### Aim of the task:
Filter the listing below, copying every line in which the word "aplicación" appears.

>> begin

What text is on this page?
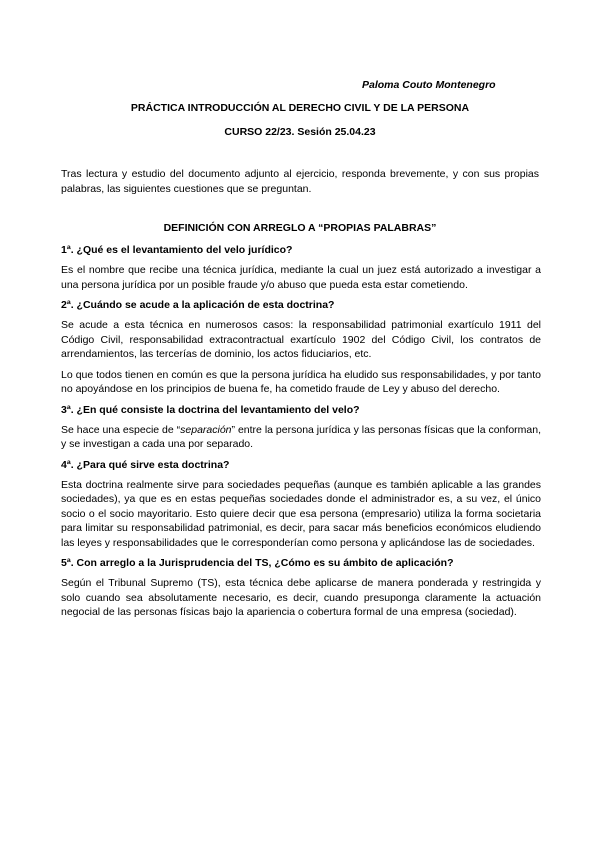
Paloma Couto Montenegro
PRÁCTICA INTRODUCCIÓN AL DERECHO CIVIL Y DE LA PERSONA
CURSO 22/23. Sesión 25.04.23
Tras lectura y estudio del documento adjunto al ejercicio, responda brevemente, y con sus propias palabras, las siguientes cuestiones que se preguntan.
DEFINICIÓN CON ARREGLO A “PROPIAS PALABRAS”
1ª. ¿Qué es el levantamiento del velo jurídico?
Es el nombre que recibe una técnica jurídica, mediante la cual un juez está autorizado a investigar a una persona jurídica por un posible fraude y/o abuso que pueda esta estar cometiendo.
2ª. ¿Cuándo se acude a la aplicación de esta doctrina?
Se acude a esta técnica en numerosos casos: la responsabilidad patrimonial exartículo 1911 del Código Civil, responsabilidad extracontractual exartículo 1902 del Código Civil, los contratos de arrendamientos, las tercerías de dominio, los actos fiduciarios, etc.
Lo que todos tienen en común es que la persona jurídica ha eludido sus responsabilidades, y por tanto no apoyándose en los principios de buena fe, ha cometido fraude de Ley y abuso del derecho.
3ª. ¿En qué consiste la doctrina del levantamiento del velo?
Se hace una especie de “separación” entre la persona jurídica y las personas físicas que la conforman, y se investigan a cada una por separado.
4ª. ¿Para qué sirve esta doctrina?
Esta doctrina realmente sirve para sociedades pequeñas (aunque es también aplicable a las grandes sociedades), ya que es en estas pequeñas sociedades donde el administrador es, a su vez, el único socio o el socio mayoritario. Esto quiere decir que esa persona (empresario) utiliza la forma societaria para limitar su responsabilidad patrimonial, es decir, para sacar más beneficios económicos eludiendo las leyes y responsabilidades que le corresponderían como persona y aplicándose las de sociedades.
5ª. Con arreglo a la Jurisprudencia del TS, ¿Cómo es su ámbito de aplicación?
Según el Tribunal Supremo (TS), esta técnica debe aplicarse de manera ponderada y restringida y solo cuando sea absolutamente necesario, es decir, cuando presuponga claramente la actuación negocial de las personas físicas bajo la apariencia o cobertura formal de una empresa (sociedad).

>> end

### Response to the exercise:
2ª. ¿Cuándo se acude a la aplicación de esta doctrina?
5ª. Con arreglo a la Jurisprudencia del TS, ¿Cómo es su ámbito de aplicación?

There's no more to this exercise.